Excerpt from a dataset
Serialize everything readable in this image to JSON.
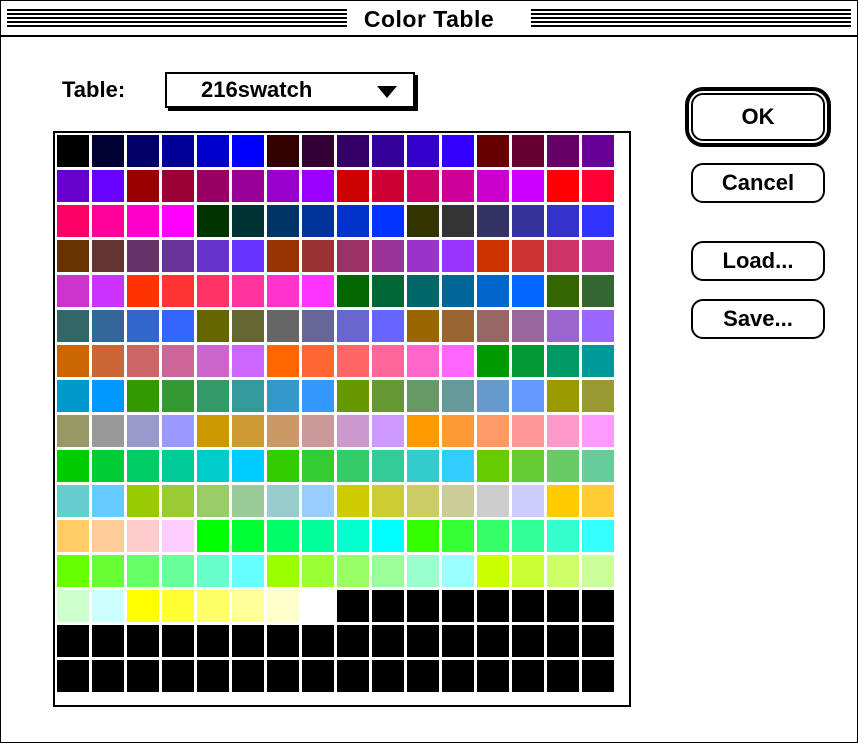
{
  "window": {
    "title": "Color Table"
  },
  "table_label": "Table:",
  "table_select": {
    "value": "216swatch"
  },
  "buttons": {
    "ok": "OK",
    "cancel": "Cancel",
    "load": "Load...",
    "save": "Save..."
  },
  "swatch_colors": [
    "#000000",
    "#000033",
    "#000066",
    "#000099",
    "#0000CC",
    "#0000FF",
    "#330000",
    "#330033",
    "#330066",
    "#330099",
    "#3300CC",
    "#3300FF",
    "#660000",
    "#660033",
    "#660066",
    "#660099",
    "#6600CC",
    "#6600FF",
    "#990000",
    "#990033",
    "#990066",
    "#990099",
    "#9900CC",
    "#9900FF",
    "#CC0000",
    "#CC0033",
    "#CC0066",
    "#CC0099",
    "#CC00CC",
    "#CC00FF",
    "#FF0000",
    "#FF0033",
    "#FF0066",
    "#FF0099",
    "#FF00CC",
    "#FF00FF",
    "#003300",
    "#003333",
    "#003366",
    "#003399",
    "#0033CC",
    "#0033FF",
    "#333300",
    "#333333",
    "#333366",
    "#333399",
    "#3333CC",
    "#3333FF",
    "#663300",
    "#663333",
    "#663366",
    "#663399",
    "#6633CC",
    "#6633FF",
    "#993300",
    "#993333",
    "#993366",
    "#993399",
    "#9933CC",
    "#9933FF",
    "#CC3300",
    "#CC3333",
    "#CC3366",
    "#CC3399",
    "#CC33CC",
    "#CC33FF",
    "#FF3300",
    "#FF3333",
    "#FF3366",
    "#FF3399",
    "#FF33CC",
    "#FF33FF",
    "#006600",
    "#006633",
    "#006666",
    "#006699",
    "#0066CC",
    "#0066FF",
    "#336600",
    "#336633",
    "#336666",
    "#336699",
    "#3366CC",
    "#3366FF",
    "#666600",
    "#666633",
    "#666666",
    "#666699",
    "#6666CC",
    "#6666FF",
    "#996600",
    "#996633",
    "#996666",
    "#996699",
    "#9966CC",
    "#9966FF",
    "#CC6600",
    "#CC6633",
    "#CC6666",
    "#CC6699",
    "#CC66CC",
    "#CC66FF",
    "#FF6600",
    "#FF6633",
    "#FF6666",
    "#FF6699",
    "#FF66CC",
    "#FF66FF",
    "#009900",
    "#009933",
    "#009966",
    "#009999",
    "#0099CC",
    "#0099FF",
    "#339900",
    "#339933",
    "#339966",
    "#339999",
    "#3399CC",
    "#3399FF",
    "#669900",
    "#669933",
    "#669966",
    "#669999",
    "#6699CC",
    "#6699FF",
    "#999900",
    "#999933",
    "#999966",
    "#999999",
    "#9999CC",
    "#9999FF",
    "#CC9900",
    "#CC9933",
    "#CC9966",
    "#CC9999",
    "#CC99CC",
    "#CC99FF",
    "#FF9900",
    "#FF9933",
    "#FF9966",
    "#FF9999",
    "#FF99CC",
    "#FF99FF",
    "#00CC00",
    "#00CC33",
    "#00CC66",
    "#00CC99",
    "#00CCCC",
    "#00CCFF",
    "#33CC00",
    "#33CC33",
    "#33CC66",
    "#33CC99",
    "#33CCCC",
    "#33CCFF",
    "#66CC00",
    "#66CC33",
    "#66CC66",
    "#66CC99",
    "#66CCCC",
    "#66CCFF",
    "#99CC00",
    "#99CC33",
    "#99CC66",
    "#99CC99",
    "#99CCCC",
    "#99CCFF",
    "#CCCC00",
    "#CCCC33",
    "#CCCC66",
    "#CCCC99",
    "#CCCCCC",
    "#CCCCFF",
    "#FFCC00",
    "#FFCC33",
    "#FFCC66",
    "#FFCC99",
    "#FFCCCC",
    "#FFCCFF",
    "#00FF00",
    "#00FF33",
    "#00FF66",
    "#00FF99",
    "#00FFCC",
    "#00FFFF",
    "#33FF00",
    "#33FF33",
    "#33FF66",
    "#33FF99",
    "#33FFCC",
    "#33FFFF",
    "#66FF00",
    "#66FF33",
    "#66FF66",
    "#66FF99",
    "#66FFCC",
    "#66FFFF",
    "#99FF00",
    "#99FF33",
    "#99FF66",
    "#99FF99",
    "#99FFCC",
    "#99FFFF",
    "#CCFF00",
    "#CCFF33",
    "#CCFF66",
    "#CCFF99",
    "#CCFFCC",
    "#CCFFFF",
    "#FFFF00",
    "#FFFF33",
    "#FFFF66",
    "#FFFF99",
    "#FFFFCC",
    "#FFFFFF",
    "#000000",
    "#000000",
    "#000000",
    "#000000",
    "#000000",
    "#000000",
    "#000000",
    "#000000",
    "#000000",
    "#000000",
    "#000000",
    "#000000",
    "#000000",
    "#000000",
    "#000000",
    "#000000",
    "#000000",
    "#000000",
    "#000000",
    "#000000",
    "#000000",
    "#000000",
    "#000000",
    "#000000",
    "#000000",
    "#000000",
    "#000000",
    "#000000",
    "#000000",
    "#000000",
    "#000000",
    "#000000",
    "#000000",
    "#000000",
    "#000000",
    "#000000",
    "#000000",
    "#000000",
    "#000000",
    "#000000"
  ]
}
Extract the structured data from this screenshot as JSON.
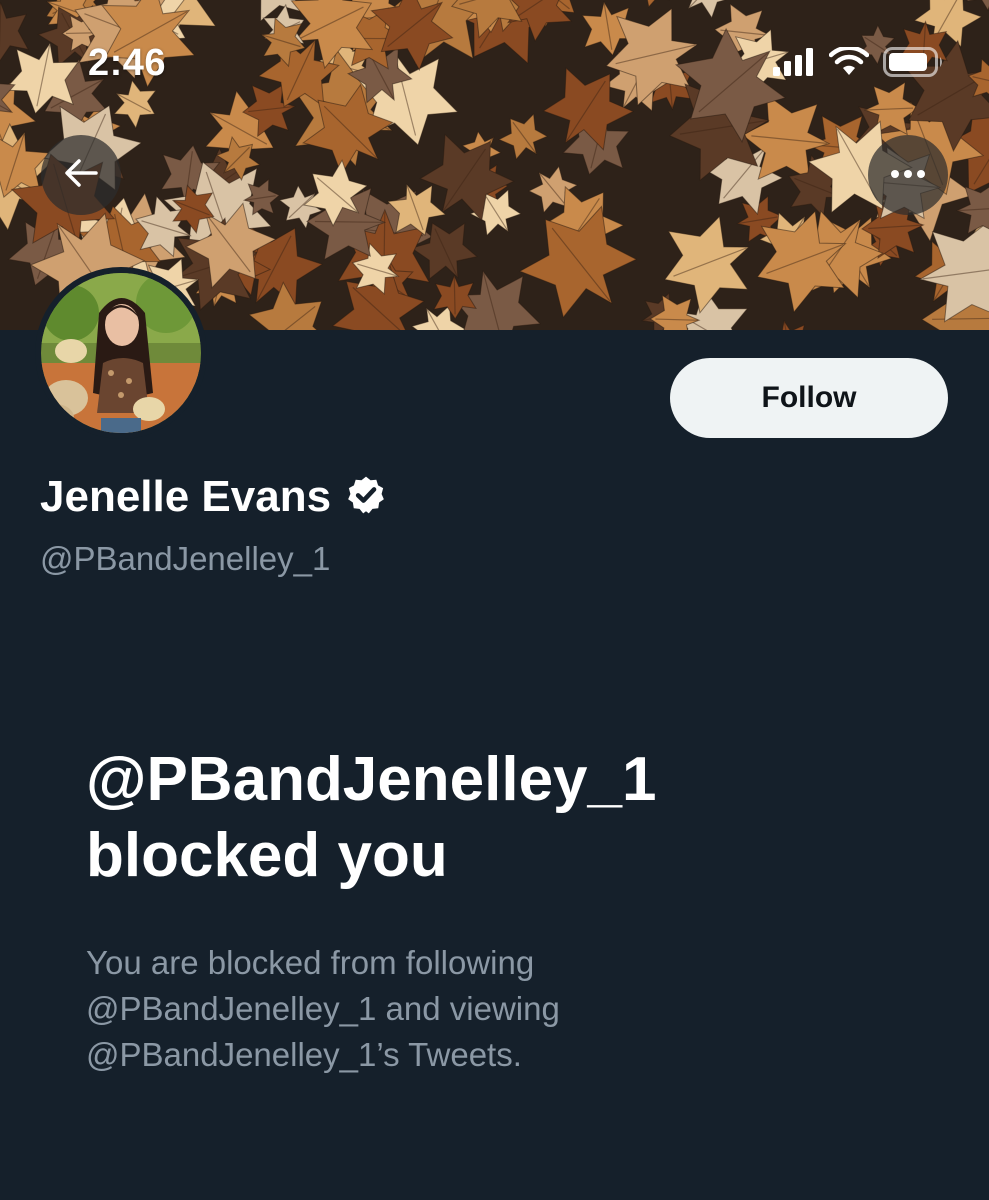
{
  "status_bar": {
    "time": "2:46",
    "icons": [
      "cellular-signal-icon",
      "wifi-icon",
      "battery-icon"
    ]
  },
  "banner": {
    "description_icon": "autumn-leaves-banner-image"
  },
  "nav": {
    "back_icon": "arrow-left-icon",
    "more_icon": "more-horizontal-icon"
  },
  "profile": {
    "display_name": "Jenelle Evans",
    "verified_icon": "verified-badge-icon",
    "handle": "@PBandJenelley_1",
    "follow_label": "Follow"
  },
  "blocked": {
    "title_line1": "@PBandJenelley_1",
    "title_line2": "blocked you",
    "description_line1": "You are blocked from following",
    "description_line2": "@PBandJenelley_1 and viewing",
    "description_line3": "@PBandJenelley_1’s Tweets."
  },
  "colors": {
    "background": "#15202b",
    "primary_text": "#ffffff",
    "secondary_text": "#8b98a5",
    "follow_button_bg": "#eff3f4",
    "follow_button_text": "#0f1419"
  }
}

Exercise task
Reproduce the full material exactly, excluding the pictures.

Written answer
Serialize everything readable in this image to JSON.
{
  "window": {
    "title": "Color Table"
  },
  "table_label": "Table:",
  "table_select": {
    "value": "216swatch"
  },
  "buttons": {
    "ok": "OK",
    "cancel": "Cancel",
    "load": "Load...",
    "save": "Save..."
  },
  "swatch_colors": [
    "#000000",
    "#000033",
    "#000066",
    "#000099",
    "#0000CC",
    "#0000FF",
    "#330000",
    "#330033",
    "#330066",
    "#330099",
    "#3300CC",
    "#3300FF",
    "#660000",
    "#660033",
    "#660066",
    "#660099",
    "#6600CC",
    "#6600FF",
    "#990000",
    "#990033",
    "#990066",
    "#990099",
    "#9900CC",
    "#9900FF",
    "#CC0000",
    "#CC0033",
    "#CC0066",
    "#CC0099",
    "#CC00CC",
    "#CC00FF",
    "#FF0000",
    "#FF0033",
    "#FF0066",
    "#FF0099",
    "#FF00CC",
    "#FF00FF",
    "#003300",
    "#003333",
    "#003366",
    "#003399",
    "#0033CC",
    "#0033FF",
    "#333300",
    "#333333",
    "#333366",
    "#333399",
    "#3333CC",
    "#3333FF",
    "#663300",
    "#663333",
    "#663366",
    "#663399",
    "#6633CC",
    "#6633FF",
    "#993300",
    "#993333",
    "#993366",
    "#993399",
    "#9933CC",
    "#9933FF",
    "#CC3300",
    "#CC3333",
    "#CC3366",
    "#CC3399",
    "#CC33CC",
    "#CC33FF",
    "#FF3300",
    "#FF3333",
    "#FF3366",
    "#FF3399",
    "#FF33CC",
    "#FF33FF",
    "#006600",
    "#006633",
    "#006666",
    "#006699",
    "#0066CC",
    "#0066FF",
    "#336600",
    "#336633",
    "#336666",
    "#336699",
    "#3366CC",
    "#3366FF",
    "#666600",
    "#666633",
    "#666666",
    "#666699",
    "#6666CC",
    "#6666FF",
    "#996600",
    "#996633",
    "#996666",
    "#996699",
    "#9966CC",
    "#9966FF",
    "#CC6600",
    "#CC6633",
    "#CC6666",
    "#CC6699",
    "#CC66CC",
    "#CC66FF",
    "#FF6600",
    "#FF6633",
    "#FF6666",
    "#FF6699",
    "#FF66CC",
    "#FF66FF",
    "#009900",
    "#009933",
    "#009966",
    "#009999",
    "#0099CC",
    "#0099FF",
    "#339900",
    "#339933",
    "#339966",
    "#339999",
    "#3399CC",
    "#3399FF",
    "#669900",
    "#669933",
    "#669966",
    "#669999",
    "#6699CC",
    "#6699FF",
    "#999900",
    "#999933",
    "#999966",
    "#999999",
    "#9999CC",
    "#9999FF",
    "#CC9900",
    "#CC9933",
    "#CC9966",
    "#CC9999",
    "#CC99CC",
    "#CC99FF",
    "#FF9900",
    "#FF9933",
    "#FF9966",
    "#FF9999",
    "#FF99CC",
    "#FF99FF",
    "#00CC00",
    "#00CC33",
    "#00CC66",
    "#00CC99",
    "#00CCCC",
    "#00CCFF",
    "#33CC00",
    "#33CC33",
    "#33CC66",
    "#33CC99",
    "#33CCCC",
    "#33CCFF",
    "#66CC00",
    "#66CC33",
    "#66CC66",
    "#66CC99",
    "#66CCCC",
    "#66CCFF",
    "#99CC00",
    "#99CC33",
    "#99CC66",
    "#99CC99",
    "#99CCCC",
    "#99CCFF",
    "#CCCC00",
    "#CCCC33",
    "#CCCC66",
    "#CCCC99",
    "#CCCCCC",
    "#CCCCFF",
    "#FFCC00",
    "#FFCC33",
    "#FFCC66",
    "#FFCC99",
    "#FFCCCC",
    "#FFCCFF",
    "#00FF00",
    "#00FF33",
    "#00FF66",
    "#00FF99",
    "#00FFCC",
    "#00FFFF",
    "#33FF00",
    "#33FF33",
    "#33FF66",
    "#33FF99",
    "#33FFCC",
    "#33FFFF",
    "#66FF00",
    "#66FF33",
    "#66FF66",
    "#66FF99",
    "#66FFCC",
    "#66FFFF",
    "#99FF00",
    "#99FF33",
    "#99FF66",
    "#99FF99",
    "#99FFCC",
    "#99FFFF",
    "#CCFF00",
    "#CCFF33",
    "#CCFF66",
    "#CCFF99",
    "#CCFFCC",
    "#CCFFFF",
    "#FFFF00",
    "#FFFF33",
    "#FFFF66",
    "#FFFF99",
    "#FFFFCC",
    "#FFFFFF",
    "#000000",
    "#000000",
    "#000000",
    "#000000",
    "#000000",
    "#000000",
    "#000000",
    "#000000",
    "#000000",
    "#000000",
    "#000000",
    "#000000",
    "#000000",
    "#000000",
    "#000000",
    "#000000",
    "#000000",
    "#000000",
    "#000000",
    "#000000",
    "#000000",
    "#000000",
    "#000000",
    "#000000",
    "#000000",
    "#000000",
    "#000000",
    "#000000",
    "#000000",
    "#000000",
    "#000000",
    "#000000",
    "#000000",
    "#000000",
    "#000000",
    "#000000",
    "#000000",
    "#000000",
    "#000000",
    "#000000"
  ]
}
Extract the structured data from this screenshot as JSON.
{
  "status_bar": {
    "time": "2:46",
    "icons": [
      "cellular-signal-icon",
      "wifi-icon",
      "battery-icon"
    ]
  },
  "banner": {
    "description_icon": "autumn-leaves-banner-image"
  },
  "nav": {
    "back_icon": "arrow-left-icon",
    "more_icon": "more-horizontal-icon"
  },
  "profile": {
    "display_name": "Jenelle Evans",
    "verified_icon": "verified-badge-icon",
    "handle": "@PBandJenelley_1",
    "follow_label": "Follow"
  },
  "blocked": {
    "title_line1": "@PBandJenelley_1",
    "title_line2": "blocked you",
    "description_line1": "You are blocked from following",
    "description_line2": "@PBandJenelley_1 and viewing",
    "description_line3": "@PBandJenelley_1’s Tweets."
  },
  "colors": {
    "background": "#15202b",
    "primary_text": "#ffffff",
    "secondary_text": "#8b98a5",
    "follow_button_bg": "#eff3f4",
    "follow_button_text": "#0f1419"
  }
}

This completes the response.